REQUIRED WORK ::
Write out every line below that includes the word "this".

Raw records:
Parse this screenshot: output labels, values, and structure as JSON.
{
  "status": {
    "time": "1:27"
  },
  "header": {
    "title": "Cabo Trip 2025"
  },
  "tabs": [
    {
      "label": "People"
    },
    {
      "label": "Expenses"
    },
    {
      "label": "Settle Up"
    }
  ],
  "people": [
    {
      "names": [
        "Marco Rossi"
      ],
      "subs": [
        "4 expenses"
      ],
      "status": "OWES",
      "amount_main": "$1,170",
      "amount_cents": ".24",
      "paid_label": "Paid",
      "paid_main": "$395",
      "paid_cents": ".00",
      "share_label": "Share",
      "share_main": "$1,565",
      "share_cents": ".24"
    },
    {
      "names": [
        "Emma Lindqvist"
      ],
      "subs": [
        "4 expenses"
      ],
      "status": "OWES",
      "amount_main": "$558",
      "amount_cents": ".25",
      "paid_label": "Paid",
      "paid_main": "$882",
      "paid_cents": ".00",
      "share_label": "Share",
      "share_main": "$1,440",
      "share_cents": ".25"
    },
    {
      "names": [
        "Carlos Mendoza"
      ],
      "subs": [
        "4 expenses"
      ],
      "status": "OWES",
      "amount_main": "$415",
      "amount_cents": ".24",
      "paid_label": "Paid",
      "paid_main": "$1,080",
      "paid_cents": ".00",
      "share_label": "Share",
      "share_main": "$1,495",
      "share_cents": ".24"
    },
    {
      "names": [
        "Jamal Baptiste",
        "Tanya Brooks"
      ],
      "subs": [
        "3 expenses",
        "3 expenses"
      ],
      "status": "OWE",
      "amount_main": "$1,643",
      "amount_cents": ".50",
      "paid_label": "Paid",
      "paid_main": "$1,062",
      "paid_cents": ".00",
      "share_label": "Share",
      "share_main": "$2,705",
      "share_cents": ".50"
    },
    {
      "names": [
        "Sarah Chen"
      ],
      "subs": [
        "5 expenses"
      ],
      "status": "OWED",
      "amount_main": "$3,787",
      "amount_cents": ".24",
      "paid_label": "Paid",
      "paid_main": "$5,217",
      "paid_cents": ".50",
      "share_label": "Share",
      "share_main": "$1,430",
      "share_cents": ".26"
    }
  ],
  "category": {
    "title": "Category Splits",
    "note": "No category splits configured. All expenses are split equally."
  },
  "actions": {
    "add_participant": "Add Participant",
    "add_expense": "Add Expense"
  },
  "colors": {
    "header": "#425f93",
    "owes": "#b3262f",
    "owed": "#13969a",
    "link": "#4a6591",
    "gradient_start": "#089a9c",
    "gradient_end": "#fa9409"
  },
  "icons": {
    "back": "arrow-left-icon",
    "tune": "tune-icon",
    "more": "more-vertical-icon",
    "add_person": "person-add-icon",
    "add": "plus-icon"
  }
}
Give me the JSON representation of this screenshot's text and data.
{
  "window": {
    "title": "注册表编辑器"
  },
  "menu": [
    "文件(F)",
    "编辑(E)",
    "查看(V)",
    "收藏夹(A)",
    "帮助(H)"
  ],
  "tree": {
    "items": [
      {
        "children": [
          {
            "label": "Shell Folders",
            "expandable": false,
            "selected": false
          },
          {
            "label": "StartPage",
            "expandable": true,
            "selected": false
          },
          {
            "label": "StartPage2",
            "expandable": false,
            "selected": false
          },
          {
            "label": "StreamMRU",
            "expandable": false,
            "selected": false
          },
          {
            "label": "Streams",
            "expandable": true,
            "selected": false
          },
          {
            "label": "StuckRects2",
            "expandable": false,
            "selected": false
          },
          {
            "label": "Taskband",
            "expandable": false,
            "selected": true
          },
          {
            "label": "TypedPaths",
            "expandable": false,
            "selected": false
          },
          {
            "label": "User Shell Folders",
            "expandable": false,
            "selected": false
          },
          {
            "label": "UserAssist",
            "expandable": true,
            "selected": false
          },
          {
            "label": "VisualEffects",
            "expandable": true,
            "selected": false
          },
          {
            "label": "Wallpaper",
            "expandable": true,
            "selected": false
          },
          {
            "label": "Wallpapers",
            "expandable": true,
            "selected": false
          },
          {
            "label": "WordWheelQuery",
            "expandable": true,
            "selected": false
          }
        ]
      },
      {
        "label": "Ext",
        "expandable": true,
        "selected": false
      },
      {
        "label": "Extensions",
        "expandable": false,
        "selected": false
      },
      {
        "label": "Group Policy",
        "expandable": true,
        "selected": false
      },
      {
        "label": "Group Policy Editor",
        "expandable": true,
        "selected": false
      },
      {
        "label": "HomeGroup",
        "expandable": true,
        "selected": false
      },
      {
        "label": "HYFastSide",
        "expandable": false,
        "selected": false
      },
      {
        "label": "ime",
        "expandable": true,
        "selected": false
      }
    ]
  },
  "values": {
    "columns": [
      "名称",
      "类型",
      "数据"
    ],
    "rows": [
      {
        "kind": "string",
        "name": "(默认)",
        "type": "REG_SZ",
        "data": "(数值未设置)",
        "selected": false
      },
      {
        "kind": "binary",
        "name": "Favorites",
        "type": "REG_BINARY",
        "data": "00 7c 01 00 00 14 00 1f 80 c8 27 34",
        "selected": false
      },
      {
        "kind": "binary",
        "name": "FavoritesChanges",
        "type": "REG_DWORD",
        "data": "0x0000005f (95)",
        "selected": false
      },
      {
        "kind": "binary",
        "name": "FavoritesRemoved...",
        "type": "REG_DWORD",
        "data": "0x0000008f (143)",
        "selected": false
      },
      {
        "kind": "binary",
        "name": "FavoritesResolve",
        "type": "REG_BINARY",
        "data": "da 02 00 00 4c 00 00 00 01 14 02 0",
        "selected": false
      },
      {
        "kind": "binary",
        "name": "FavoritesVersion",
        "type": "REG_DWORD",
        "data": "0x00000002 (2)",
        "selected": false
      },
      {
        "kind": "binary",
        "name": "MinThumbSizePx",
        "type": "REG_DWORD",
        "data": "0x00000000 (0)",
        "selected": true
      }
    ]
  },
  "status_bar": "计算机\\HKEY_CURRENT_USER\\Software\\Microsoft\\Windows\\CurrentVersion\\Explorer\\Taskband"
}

PROBLEM SOLUTION ::
Parse this screenshot: output labels, values, and structure as JSON.
Give me the JSON representation of this screenshot's text and data.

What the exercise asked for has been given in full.